- **WHAT THE TASK REQUIRES**: From the entries below, count the lines with "ylabel". Write only the count.

- **RECORD LIST**:
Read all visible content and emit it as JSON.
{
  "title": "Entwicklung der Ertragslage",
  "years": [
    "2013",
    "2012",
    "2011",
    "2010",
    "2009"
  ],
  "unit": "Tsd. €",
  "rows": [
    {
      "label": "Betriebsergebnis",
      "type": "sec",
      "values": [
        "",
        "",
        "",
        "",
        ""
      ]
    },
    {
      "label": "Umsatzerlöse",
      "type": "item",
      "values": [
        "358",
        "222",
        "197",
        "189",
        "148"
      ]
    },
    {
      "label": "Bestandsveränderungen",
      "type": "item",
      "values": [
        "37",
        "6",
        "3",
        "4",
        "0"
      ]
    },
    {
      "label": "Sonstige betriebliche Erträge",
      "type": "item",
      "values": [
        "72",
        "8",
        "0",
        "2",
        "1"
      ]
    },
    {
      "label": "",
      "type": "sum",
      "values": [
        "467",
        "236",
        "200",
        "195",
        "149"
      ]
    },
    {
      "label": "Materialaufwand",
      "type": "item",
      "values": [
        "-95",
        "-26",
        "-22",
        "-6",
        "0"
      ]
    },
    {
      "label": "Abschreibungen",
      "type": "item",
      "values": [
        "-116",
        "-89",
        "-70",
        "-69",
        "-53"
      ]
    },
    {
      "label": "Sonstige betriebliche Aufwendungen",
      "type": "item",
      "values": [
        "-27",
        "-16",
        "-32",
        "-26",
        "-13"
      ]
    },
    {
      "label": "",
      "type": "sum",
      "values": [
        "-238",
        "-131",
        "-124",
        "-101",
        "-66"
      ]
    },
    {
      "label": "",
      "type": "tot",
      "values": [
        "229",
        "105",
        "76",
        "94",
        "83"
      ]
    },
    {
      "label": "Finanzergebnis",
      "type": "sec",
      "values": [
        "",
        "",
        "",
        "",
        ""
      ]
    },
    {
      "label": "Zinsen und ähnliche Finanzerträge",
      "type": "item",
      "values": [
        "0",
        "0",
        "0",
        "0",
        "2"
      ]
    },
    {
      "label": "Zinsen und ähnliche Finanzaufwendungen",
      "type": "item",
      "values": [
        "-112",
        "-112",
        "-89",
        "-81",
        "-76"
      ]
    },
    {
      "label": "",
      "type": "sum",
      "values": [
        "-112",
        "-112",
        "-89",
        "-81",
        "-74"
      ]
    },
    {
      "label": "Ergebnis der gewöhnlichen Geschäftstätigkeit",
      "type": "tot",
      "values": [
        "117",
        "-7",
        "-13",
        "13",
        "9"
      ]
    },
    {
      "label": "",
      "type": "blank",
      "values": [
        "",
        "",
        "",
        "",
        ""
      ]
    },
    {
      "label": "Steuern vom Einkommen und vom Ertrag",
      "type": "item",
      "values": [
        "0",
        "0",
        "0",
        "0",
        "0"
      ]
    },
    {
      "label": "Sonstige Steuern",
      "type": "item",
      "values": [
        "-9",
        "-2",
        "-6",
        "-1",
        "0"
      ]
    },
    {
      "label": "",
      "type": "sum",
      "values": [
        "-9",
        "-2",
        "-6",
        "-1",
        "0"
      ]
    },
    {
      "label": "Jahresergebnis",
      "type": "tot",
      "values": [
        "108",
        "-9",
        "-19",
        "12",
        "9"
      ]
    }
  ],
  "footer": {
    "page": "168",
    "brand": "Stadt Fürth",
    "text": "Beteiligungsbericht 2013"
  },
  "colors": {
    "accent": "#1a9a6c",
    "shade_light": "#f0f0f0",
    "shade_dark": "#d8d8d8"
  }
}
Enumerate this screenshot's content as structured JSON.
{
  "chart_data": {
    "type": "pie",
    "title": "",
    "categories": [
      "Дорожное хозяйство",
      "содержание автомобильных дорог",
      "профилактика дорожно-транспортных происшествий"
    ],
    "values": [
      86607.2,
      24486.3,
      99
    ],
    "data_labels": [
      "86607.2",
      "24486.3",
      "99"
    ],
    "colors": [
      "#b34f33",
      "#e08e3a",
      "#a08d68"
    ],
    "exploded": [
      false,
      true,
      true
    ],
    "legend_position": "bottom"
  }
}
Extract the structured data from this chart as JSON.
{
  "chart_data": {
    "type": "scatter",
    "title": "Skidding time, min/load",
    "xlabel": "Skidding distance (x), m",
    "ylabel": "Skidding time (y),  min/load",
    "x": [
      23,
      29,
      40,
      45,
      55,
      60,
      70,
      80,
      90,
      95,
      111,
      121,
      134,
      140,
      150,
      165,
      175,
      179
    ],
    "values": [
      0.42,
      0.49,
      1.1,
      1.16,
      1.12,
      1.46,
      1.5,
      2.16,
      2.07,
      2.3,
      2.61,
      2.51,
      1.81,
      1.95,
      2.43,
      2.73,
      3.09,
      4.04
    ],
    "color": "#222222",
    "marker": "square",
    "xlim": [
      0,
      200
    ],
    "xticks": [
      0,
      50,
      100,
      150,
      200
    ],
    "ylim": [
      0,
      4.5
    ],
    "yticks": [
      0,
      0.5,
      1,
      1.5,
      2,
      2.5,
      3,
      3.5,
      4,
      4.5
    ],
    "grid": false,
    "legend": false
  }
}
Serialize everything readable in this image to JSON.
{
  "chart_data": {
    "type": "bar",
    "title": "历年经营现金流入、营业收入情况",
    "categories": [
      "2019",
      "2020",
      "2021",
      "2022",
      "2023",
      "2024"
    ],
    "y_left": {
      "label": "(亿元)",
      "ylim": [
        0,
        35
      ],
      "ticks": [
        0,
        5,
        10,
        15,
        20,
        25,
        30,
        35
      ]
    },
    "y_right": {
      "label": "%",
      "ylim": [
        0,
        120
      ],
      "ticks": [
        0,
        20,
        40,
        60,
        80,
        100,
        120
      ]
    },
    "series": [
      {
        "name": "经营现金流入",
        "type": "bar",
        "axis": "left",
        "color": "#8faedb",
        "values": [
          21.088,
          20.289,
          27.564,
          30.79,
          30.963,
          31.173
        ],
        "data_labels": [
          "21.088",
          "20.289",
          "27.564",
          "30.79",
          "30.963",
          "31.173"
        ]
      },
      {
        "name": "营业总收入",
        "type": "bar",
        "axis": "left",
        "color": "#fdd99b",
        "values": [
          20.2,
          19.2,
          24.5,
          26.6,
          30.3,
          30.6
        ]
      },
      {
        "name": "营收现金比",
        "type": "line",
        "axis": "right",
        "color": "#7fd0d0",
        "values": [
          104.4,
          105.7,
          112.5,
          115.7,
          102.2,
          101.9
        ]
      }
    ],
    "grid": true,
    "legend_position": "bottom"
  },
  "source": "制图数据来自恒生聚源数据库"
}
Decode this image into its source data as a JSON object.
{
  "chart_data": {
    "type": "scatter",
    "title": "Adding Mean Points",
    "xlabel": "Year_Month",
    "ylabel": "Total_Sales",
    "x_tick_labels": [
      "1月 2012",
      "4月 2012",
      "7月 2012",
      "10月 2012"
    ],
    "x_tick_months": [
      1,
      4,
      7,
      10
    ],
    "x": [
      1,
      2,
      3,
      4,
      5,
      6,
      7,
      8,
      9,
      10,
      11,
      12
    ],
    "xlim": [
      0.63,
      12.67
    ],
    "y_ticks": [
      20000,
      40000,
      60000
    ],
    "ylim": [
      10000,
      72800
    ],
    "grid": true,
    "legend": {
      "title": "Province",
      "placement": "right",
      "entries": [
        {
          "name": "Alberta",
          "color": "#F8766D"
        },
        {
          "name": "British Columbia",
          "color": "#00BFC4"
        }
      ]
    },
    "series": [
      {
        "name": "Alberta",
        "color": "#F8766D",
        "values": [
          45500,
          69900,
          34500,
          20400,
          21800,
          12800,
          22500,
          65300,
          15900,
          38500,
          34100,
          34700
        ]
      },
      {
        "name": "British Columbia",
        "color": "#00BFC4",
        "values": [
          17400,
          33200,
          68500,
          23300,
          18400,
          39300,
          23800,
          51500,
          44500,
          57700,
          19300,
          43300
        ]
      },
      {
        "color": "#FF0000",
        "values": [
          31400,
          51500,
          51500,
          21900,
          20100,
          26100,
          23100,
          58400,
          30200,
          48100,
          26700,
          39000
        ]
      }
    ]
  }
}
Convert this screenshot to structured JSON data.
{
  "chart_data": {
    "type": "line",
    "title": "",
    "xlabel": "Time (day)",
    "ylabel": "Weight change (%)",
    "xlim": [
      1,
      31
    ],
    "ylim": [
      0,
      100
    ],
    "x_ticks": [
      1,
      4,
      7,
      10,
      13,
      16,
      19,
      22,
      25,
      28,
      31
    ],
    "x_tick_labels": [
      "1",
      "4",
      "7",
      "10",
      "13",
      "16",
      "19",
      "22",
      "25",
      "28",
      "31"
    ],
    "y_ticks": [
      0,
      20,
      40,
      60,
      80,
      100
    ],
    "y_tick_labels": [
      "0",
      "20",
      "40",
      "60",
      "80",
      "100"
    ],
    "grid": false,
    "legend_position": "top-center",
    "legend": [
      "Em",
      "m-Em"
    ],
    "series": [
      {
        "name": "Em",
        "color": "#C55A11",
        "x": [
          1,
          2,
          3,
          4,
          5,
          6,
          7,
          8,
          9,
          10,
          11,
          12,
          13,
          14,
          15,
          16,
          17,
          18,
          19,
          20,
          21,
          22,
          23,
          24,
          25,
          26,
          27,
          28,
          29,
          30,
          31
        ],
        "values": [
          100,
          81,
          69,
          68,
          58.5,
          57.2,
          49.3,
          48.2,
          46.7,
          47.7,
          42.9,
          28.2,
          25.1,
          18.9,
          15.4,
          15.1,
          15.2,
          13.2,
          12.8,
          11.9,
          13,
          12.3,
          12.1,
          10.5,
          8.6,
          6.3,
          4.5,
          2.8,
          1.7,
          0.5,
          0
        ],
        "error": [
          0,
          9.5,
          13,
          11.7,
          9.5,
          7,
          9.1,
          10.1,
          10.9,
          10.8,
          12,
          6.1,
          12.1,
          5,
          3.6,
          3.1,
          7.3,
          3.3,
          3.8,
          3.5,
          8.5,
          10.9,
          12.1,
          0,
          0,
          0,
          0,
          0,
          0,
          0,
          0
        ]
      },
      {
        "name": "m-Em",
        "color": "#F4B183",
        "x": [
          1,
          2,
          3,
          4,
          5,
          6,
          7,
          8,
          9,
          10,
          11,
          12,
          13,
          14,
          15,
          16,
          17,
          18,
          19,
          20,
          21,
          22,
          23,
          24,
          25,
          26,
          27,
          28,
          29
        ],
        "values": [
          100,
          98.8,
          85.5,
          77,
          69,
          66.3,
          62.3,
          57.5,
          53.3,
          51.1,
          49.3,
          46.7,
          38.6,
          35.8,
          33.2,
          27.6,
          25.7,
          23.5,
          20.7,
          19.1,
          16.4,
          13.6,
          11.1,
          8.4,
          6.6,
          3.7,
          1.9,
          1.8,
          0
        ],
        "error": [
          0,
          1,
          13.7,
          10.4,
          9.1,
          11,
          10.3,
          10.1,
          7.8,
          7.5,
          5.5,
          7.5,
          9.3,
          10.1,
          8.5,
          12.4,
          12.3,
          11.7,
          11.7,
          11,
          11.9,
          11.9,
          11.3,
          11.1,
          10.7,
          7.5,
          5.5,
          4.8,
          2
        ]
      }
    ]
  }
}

- **REPLY**: 3